-- WHAT THE TASK REQUIRES --
Produce a verbatim copy of the entries listed below.

(Stored items)

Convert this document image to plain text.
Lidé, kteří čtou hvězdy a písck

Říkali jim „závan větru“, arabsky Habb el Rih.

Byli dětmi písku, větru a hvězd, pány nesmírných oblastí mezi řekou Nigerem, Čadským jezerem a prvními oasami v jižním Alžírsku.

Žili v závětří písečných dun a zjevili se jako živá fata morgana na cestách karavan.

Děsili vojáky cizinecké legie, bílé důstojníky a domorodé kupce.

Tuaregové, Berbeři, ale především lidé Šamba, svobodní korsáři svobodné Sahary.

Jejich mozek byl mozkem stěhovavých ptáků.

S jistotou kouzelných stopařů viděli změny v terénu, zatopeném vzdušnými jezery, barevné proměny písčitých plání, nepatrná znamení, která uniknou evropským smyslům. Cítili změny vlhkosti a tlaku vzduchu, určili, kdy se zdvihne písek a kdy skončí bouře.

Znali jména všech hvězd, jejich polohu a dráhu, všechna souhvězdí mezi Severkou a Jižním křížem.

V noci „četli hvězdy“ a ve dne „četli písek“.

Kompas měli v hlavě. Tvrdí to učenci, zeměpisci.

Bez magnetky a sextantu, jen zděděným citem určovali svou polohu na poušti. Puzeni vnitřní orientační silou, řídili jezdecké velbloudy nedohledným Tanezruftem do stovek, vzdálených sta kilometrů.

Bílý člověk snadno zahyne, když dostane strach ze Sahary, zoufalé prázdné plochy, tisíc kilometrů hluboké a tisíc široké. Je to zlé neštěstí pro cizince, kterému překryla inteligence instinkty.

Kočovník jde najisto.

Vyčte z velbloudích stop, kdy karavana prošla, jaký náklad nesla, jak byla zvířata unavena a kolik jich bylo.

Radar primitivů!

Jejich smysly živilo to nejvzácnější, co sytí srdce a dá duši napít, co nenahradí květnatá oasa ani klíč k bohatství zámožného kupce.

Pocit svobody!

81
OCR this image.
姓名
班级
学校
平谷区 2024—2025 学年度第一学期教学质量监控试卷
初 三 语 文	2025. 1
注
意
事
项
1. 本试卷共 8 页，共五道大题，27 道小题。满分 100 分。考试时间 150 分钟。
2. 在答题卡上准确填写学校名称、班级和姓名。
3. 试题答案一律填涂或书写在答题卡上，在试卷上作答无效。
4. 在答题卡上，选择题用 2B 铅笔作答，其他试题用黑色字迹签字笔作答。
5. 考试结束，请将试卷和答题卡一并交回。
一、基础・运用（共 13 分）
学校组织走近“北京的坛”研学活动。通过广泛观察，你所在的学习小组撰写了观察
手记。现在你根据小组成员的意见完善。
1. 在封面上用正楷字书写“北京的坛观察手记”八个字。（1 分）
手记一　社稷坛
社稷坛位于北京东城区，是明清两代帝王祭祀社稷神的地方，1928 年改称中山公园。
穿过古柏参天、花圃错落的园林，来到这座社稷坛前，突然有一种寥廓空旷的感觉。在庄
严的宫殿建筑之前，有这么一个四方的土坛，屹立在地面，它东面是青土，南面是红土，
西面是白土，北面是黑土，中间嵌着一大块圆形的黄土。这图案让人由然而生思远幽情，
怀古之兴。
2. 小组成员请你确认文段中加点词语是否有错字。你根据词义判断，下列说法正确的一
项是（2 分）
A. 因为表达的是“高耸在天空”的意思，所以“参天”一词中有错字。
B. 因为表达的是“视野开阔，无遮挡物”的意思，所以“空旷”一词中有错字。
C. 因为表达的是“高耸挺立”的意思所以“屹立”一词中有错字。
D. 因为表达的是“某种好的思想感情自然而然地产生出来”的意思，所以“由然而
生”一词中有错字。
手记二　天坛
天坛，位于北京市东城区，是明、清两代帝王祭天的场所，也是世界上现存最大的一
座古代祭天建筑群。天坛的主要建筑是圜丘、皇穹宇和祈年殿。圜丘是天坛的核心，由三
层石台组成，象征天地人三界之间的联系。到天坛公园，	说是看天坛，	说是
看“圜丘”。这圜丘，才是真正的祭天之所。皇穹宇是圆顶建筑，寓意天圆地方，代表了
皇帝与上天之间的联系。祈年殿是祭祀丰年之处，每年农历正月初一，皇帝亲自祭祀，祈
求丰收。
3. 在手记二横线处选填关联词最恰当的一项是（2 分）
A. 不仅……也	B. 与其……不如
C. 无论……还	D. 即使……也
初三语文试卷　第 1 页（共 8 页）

-- THE RESULT --
Convert this document image to plain text.
Lidé, kteří čtou hvězdy a písck

Říkali jim „závan větru“, arabsky Habb el Rih.

Byli dětmi písku, větru a hvězd, pány nesmírných oblastí mezi řekou Nigerem, Čadským jezerem a prvními oasami v jižním Alžírsku.

Žili v závětří písečných dun a zjevili se jako živá fata morgana na cestách karavan.

Děsili vojáky cizinecké legie, bílé důstojníky a domorodé kupce.

Tuaregové, Berbeři, ale především lidé Šamba, svobodní korsáři svobodné Sahary.

Jejich mozek byl mozkem stěhovavých ptáků.

S jistotou kouzelných stopařů viděli změny v terénu, zatopeném vzdušnými jezery, barevné proměny písčitých plání, nepatrná znamení, která uniknou evropským smyslům. Cítili změny vlhkosti a tlaku vzduchu, určili, kdy se zdvihne písek a kdy skončí bouře.

Znali jména všech hvězd, jejich polohu a dráhu, všechna souhvězdí mezi Severkou a Jižním křížem.

V noci „četli hvězdy“ a ve dne „četli písek“.

Kompas měli v hlavě. Tvrdí to učenci, zeměpisci.

Bez magnetky a sextantu, jen zděděným citem určovali svou polohu na poušti. Puzeni vnitřní orientační silou, řídili jezdecké velbloudy nedohledným Tanezruftem do stovek, vzdálených sta kilometrů.

Bílý člověk snadno zahyne, když dostane strach ze Sahary, zoufalé prázdné plochy, tisíc kilometrů hluboké a tisíc široké. Je to zlé neštěstí pro cizince, kterému překryla inteligence instinkty.

Kočovník jde najisto.

Vyčte z velbloudích stop, kdy karavana prošla, jaký náklad nesla, jak byla zvířata unavena a kolik jich bylo.

Radar primitivů!

Jejich smysly živilo to nejvzácnější, co sytí srdce a dá duši napít, co nenahradí květnatá oasa ani klíč k bohatství zámožného kupce.

Pocit svobody!

81
OCR this image.
姓名
班级
学校
平谷区 2024—2025 学年度第一学期教学质量监控试卷
初 三 语 文	2025. 1
注
意
事
项
1. 本试卷共 8 页，共五道大题，27 道小题。满分 100 分。考试时间 150 分钟。
2. 在答题卡上准确填写学校名称、班级和姓名。
3. 试题答案一律填涂或书写在答题卡上，在试卷上作答无效。
4. 在答题卡上，选择题用 2B 铅笔作答，其他试题用黑色字迹签字笔作答。
5. 考试结束，请将试卷和答题卡一并交回。
一、基础・运用（共 13 分）
学校组织走近“北京的坛”研学活动。通过广泛观察，你所在的学习小组撰写了观察
手记。现在你根据小组成员的意见完善。
1. 在封面上用正楷字书写“北京的坛观察手记”八个字。（1 分）
手记一　社稷坛
社稷坛位于北京东城区，是明清两代帝王祭祀社稷神的地方，1928 年改称中山公园。
穿过古柏参天、花圃错落的园林，来到这座社稷坛前，突然有一种寥廓空旷的感觉。在庄
严的宫殿建筑之前，有这么一个四方的土坛，屹立在地面，它东面是青土，南面是红土，
西面是白土，北面是黑土，中间嵌着一大块圆形的黄土。这图案让人由然而生思远幽情，
怀古之兴。
2. 小组成员请你确认文段中加点词语是否有错字。你根据词义判断，下列说法正确的一
项是（2 分）
A. 因为表达的是“高耸在天空”的意思，所以“参天”一词中有错字。
B. 因为表达的是“视野开阔，无遮挡物”的意思，所以“空旷”一词中有错字。
C. 因为表达的是“高耸挺立”的意思所以“屹立”一词中有错字。
D. 因为表达的是“某种好的思想感情自然而然地产生出来”的意思，所以“由然而
生”一词中有错字。
手记二　天坛
天坛，位于北京市东城区，是明、清两代帝王祭天的场所，也是世界上现存最大的一
座古代祭天建筑群。天坛的主要建筑是圜丘、皇穹宇和祈年殿。圜丘是天坛的核心，由三
层石台组成，象征天地人三界之间的联系。到天坛公园，	说是看天坛，	说是
看“圜丘”。这圜丘，才是真正的祭天之所。皇穹宇是圆顶建筑，寓意天圆地方，代表了
皇帝与上天之间的联系。祈年殿是祭祀丰年之处，每年农历正月初一，皇帝亲自祭祀，祈
求丰收。
3. 在手记二横线处选填关联词最恰当的一项是（2 分）
A. 不仅……也	B. 与其……不如
C. 无论……还	D. 即使……也
初三语文试卷　第 1 页（共 8 页）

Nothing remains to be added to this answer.